**WORK REQUIRED**
Locate every line in the records below that contains the word "marker", and copy each one.

[Start of GIVEN DATA]

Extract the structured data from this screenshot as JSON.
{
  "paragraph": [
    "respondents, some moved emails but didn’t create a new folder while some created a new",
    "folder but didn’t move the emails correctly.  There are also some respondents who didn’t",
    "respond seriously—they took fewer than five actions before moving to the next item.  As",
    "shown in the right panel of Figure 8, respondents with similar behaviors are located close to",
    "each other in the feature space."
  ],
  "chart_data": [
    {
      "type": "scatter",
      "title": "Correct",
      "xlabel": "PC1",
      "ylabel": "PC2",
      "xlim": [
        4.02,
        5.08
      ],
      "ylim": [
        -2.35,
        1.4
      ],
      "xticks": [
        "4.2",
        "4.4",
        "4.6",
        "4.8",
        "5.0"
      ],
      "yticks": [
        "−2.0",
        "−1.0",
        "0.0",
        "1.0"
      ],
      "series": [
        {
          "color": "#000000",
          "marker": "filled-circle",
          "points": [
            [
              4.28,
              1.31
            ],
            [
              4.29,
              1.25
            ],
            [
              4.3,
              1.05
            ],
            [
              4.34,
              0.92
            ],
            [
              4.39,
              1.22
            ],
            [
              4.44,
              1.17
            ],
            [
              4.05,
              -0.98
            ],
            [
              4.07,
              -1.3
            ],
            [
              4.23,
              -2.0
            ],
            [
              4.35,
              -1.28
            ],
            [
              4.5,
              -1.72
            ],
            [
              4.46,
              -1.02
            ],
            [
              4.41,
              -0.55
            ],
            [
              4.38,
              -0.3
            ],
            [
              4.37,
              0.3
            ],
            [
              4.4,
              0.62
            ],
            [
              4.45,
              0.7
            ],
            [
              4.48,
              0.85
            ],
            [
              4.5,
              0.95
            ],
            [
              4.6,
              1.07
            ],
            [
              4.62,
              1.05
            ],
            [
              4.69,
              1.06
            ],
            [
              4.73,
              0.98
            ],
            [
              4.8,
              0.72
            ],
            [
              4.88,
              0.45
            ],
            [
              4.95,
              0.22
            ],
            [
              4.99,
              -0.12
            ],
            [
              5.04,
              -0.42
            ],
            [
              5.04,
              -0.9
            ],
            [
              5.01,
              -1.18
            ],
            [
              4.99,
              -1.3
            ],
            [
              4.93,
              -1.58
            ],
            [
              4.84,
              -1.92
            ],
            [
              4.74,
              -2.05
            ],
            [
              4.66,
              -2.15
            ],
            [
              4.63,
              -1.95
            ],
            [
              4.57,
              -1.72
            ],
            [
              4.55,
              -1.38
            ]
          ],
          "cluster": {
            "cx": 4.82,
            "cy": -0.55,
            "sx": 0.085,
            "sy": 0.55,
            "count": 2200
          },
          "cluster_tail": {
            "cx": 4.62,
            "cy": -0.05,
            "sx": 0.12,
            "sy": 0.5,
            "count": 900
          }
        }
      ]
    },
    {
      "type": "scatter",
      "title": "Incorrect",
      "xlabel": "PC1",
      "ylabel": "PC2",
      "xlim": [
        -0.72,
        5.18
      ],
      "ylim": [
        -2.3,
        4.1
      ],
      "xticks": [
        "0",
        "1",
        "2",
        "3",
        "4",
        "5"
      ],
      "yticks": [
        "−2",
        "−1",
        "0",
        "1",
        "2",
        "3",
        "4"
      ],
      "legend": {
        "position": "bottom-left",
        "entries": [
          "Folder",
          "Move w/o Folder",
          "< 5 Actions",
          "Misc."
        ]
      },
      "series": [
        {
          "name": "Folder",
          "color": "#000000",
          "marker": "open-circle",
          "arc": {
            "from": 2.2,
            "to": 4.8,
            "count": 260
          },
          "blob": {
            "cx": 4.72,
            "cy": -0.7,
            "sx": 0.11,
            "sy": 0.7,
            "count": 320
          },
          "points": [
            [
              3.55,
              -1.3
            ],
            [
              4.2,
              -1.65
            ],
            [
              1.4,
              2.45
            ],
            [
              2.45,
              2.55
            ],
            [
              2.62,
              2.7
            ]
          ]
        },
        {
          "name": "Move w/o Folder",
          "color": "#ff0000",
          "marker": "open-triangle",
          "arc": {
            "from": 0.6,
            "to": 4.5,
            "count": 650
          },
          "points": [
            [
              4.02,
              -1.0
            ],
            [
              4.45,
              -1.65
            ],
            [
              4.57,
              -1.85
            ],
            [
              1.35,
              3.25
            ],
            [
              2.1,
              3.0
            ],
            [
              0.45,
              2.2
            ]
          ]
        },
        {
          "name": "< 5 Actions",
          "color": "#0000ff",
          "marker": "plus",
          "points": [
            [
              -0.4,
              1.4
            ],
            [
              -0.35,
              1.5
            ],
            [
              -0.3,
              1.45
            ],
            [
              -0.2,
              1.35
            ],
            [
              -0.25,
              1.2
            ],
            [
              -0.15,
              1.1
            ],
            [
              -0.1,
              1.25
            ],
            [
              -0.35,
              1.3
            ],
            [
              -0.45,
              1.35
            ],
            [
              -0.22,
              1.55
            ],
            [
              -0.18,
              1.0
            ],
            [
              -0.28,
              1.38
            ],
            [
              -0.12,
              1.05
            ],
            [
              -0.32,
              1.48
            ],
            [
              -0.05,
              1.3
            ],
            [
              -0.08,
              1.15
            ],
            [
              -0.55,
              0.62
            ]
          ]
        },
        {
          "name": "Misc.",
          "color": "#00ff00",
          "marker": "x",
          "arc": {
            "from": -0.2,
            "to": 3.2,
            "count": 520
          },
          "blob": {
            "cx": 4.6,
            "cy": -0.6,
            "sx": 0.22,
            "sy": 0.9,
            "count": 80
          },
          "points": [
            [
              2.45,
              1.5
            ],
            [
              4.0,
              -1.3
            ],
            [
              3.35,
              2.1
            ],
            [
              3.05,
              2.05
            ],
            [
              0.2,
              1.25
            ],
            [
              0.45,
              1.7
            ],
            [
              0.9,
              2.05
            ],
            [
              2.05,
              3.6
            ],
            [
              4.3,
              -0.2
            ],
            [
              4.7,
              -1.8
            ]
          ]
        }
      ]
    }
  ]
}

[End of GIVEN DATA]

**SOLUTION TO THIS PROBLEM**
          "marker": "filled-circle",
          "marker": "open-circle",
          "marker": "open-triangle",
          "marker": "plus",
          "marker": "x",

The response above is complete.